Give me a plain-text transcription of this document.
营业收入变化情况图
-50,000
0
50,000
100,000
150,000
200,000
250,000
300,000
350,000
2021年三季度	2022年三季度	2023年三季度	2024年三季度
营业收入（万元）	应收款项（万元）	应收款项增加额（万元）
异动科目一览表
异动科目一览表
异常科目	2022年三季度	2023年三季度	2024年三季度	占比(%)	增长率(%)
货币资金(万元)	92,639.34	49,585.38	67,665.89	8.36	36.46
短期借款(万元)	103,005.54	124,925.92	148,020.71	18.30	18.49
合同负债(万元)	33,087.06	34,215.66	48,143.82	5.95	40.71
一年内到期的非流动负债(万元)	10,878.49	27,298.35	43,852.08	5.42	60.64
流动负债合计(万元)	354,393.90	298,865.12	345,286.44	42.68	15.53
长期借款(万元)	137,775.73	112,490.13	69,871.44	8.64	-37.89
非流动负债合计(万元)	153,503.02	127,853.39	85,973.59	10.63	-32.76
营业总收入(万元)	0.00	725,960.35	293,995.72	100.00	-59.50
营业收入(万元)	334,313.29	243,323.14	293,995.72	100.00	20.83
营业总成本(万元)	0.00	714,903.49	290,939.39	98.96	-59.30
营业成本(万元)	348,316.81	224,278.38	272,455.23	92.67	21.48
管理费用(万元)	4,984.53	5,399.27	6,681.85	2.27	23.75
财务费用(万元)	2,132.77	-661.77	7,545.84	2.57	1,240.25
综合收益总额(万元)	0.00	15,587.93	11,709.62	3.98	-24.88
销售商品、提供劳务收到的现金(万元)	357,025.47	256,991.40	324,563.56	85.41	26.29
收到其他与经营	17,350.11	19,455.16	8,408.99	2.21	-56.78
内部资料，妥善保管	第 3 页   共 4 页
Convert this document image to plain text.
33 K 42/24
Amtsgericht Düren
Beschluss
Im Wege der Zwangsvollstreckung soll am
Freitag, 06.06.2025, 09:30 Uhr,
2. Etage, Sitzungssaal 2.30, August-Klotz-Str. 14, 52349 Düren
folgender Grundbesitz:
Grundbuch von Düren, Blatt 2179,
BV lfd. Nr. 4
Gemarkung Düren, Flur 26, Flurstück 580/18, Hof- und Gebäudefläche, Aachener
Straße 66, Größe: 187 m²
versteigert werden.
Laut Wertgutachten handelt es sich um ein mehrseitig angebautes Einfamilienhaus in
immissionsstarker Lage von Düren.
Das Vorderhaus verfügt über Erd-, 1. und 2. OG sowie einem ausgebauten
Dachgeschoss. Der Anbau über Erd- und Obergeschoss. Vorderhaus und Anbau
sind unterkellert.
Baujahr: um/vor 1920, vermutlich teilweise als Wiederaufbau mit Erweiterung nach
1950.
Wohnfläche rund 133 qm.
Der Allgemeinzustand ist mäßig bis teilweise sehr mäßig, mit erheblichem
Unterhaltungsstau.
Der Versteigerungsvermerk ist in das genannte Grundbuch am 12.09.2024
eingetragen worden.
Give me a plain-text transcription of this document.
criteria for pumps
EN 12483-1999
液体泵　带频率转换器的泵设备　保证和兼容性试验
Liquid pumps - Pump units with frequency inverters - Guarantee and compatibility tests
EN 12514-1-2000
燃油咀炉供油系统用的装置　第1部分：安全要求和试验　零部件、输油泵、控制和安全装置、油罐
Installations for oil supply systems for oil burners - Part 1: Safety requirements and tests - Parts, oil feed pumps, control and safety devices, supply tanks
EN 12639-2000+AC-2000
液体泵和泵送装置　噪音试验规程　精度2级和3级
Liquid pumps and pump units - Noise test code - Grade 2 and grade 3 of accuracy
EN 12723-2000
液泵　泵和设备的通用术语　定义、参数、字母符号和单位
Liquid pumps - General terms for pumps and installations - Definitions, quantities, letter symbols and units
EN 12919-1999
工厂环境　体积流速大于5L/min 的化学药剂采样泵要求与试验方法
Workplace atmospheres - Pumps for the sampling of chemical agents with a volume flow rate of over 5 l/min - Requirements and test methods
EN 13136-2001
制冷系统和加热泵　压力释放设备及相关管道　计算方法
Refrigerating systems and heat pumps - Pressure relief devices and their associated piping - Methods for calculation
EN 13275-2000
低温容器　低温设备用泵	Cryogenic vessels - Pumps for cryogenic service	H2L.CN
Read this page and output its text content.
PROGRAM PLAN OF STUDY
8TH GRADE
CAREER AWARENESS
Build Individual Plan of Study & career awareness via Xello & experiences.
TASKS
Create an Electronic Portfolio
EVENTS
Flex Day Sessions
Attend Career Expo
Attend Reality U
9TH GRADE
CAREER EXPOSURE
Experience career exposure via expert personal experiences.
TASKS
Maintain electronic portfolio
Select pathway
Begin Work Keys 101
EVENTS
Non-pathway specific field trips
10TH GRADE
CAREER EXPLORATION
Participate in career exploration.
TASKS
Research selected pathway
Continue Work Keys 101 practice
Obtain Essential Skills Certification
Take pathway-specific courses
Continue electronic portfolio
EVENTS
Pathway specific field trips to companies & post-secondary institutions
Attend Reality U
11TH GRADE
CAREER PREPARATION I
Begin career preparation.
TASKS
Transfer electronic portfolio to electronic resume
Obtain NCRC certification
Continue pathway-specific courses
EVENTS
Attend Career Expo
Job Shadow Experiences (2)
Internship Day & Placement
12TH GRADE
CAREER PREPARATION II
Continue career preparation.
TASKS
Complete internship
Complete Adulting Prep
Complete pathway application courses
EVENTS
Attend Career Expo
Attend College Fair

+===+

- TO DO
Transcribe every entry verbatim.

- RESULT
Give me a plain-text transcription of this document.
营业收入变化情况图
-50,000
0
50,000
100,000
150,000
200,000
250,000
300,000
350,000
2021年三季度	2022年三季度	2023年三季度	2024年三季度
营业收入（万元）	应收款项（万元）	应收款项增加额（万元）
异动科目一览表
异动科目一览表
异常科目	2022年三季度	2023年三季度	2024年三季度	占比(%)	增长率(%)
货币资金(万元)	92,639.34	49,585.38	67,665.89	8.36	36.46
短期借款(万元)	103,005.54	124,925.92	148,020.71	18.30	18.49
合同负债(万元)	33,087.06	34,215.66	48,143.82	5.95	40.71
一年内到期的非流动负债(万元)	10,878.49	27,298.35	43,852.08	5.42	60.64
流动负债合计(万元)	354,393.90	298,865.12	345,286.44	42.68	15.53
长期借款(万元)	137,775.73	112,490.13	69,871.44	8.64	-37.89
非流动负债合计(万元)	153,503.02	127,853.39	85,973.59	10.63	-32.76
营业总收入(万元)	0.00	725,960.35	293,995.72	100.00	-59.50
营业收入(万元)	334,313.29	243,323.14	293,995.72	100.00	20.83
营业总成本(万元)	0.00	714,903.49	290,939.39	98.96	-59.30
营业成本(万元)	348,316.81	224,278.38	272,455.23	92.67	21.48
管理费用(万元)	4,984.53	5,399.27	6,681.85	2.27	23.75
财务费用(万元)	2,132.77	-661.77	7,545.84	2.57	1,240.25
综合收益总额(万元)	0.00	15,587.93	11,709.62	3.98	-24.88
销售商品、提供劳务收到的现金(万元)	357,025.47	256,991.40	324,563.56	85.41	26.29
收到其他与经营	17,350.11	19,455.16	8,408.99	2.21	-56.78
内部资料，妥善保管	第 3 页   共 4 页
Convert this document image to plain text.
33 K 42/24
Amtsgericht Düren
Beschluss
Im Wege der Zwangsvollstreckung soll am
Freitag, 06.06.2025, 09:30 Uhr,
2. Etage, Sitzungssaal 2.30, August-Klotz-Str. 14, 52349 Düren
folgender Grundbesitz:
Grundbuch von Düren, Blatt 2179,
BV lfd. Nr. 4
Gemarkung Düren, Flur 26, Flurstück 580/18, Hof- und Gebäudefläche, Aachener
Straße 66, Größe: 187 m²
versteigert werden.
Laut Wertgutachten handelt es sich um ein mehrseitig angebautes Einfamilienhaus in
immissionsstarker Lage von Düren.
Das Vorderhaus verfügt über Erd-, 1. und 2. OG sowie einem ausgebauten
Dachgeschoss. Der Anbau über Erd- und Obergeschoss. Vorderhaus und Anbau
sind unterkellert.
Baujahr: um/vor 1920, vermutlich teilweise als Wiederaufbau mit Erweiterung nach
1950.
Wohnfläche rund 133 qm.
Der Allgemeinzustand ist mäßig bis teilweise sehr mäßig, mit erheblichem
Unterhaltungsstau.
Der Versteigerungsvermerk ist in das genannte Grundbuch am 12.09.2024
eingetragen worden.
Give me a plain-text transcription of this document.
criteria for pumps
EN 12483-1999
液体泵　带频率转换器的泵设备　保证和兼容性试验
Liquid pumps - Pump units with frequency inverters - Guarantee and compatibility tests
EN 12514-1-2000
燃油咀炉供油系统用的装置　第1部分：安全要求和试验　零部件、输油泵、控制和安全装置、油罐
Installations for oil supply systems for oil burners - Part 1: Safety requirements and tests - Parts, oil feed pumps, control and safety devices, supply tanks
EN 12639-2000+AC-2000
液体泵和泵送装置　噪音试验规程　精度2级和3级
Liquid pumps and pump units - Noise test code - Grade 2 and grade 3 of accuracy
EN 12723-2000
液泵　泵和设备的通用术语　定义、参数、字母符号和单位
Liquid pumps - General terms for pumps and installations - Definitions, quantities, letter symbols and units
EN 12919-1999
工厂环境　体积流速大于5L/min 的化学药剂采样泵要求与试验方法
Workplace atmospheres - Pumps for the sampling of chemical agents with a volume flow rate of over 5 l/min - Requirements and test methods
EN 13136-2001
制冷系统和加热泵　压力释放设备及相关管道　计算方法
Refrigerating systems and heat pumps - Pressure relief devices and their associated piping - Methods for calculation
EN 13275-2000
低温容器　低温设备用泵	Cryogenic vessels - Pumps for cryogenic service	H2L.CN
Read this page and output its text content.
PROGRAM PLAN OF STUDY
8TH GRADE
CAREER AWARENESS
Build Individual Plan of Study & career awareness via Xello & experiences.
TASKS
Create an Electronic Portfolio
EVENTS
Flex Day Sessions
Attend Career Expo
Attend Reality U
9TH GRADE
CAREER EXPOSURE
Experience career exposure via expert personal experiences.
TASKS
Maintain electronic portfolio
Select pathway
Begin Work Keys 101
EVENTS
Non-pathway specific field trips
10TH GRADE
CAREER EXPLORATION
Participate in career exploration.
TASKS
Research selected pathway
Continue Work Keys 101 practice
Obtain Essential Skills Certification
Take pathway-specific courses
Continue electronic portfolio
EVENTS
Pathway specific field trips to companies & post-secondary institutions
Attend Reality U
11TH GRADE
CAREER PREPARATION I
Begin career preparation.
TASKS
Transfer electronic portfolio to electronic resume
Obtain NCRC certification
Continue pathway-specific courses
EVENTS
Attend Career Expo
Job Shadow Experiences (2)
Internship Day & Placement
12TH GRADE
CAREER PREPARATION II
Continue career preparation.
TASKS
Complete internship
Complete Adulting Prep
Complete pathway application courses
EVENTS
Attend Career Expo
Attend College Fair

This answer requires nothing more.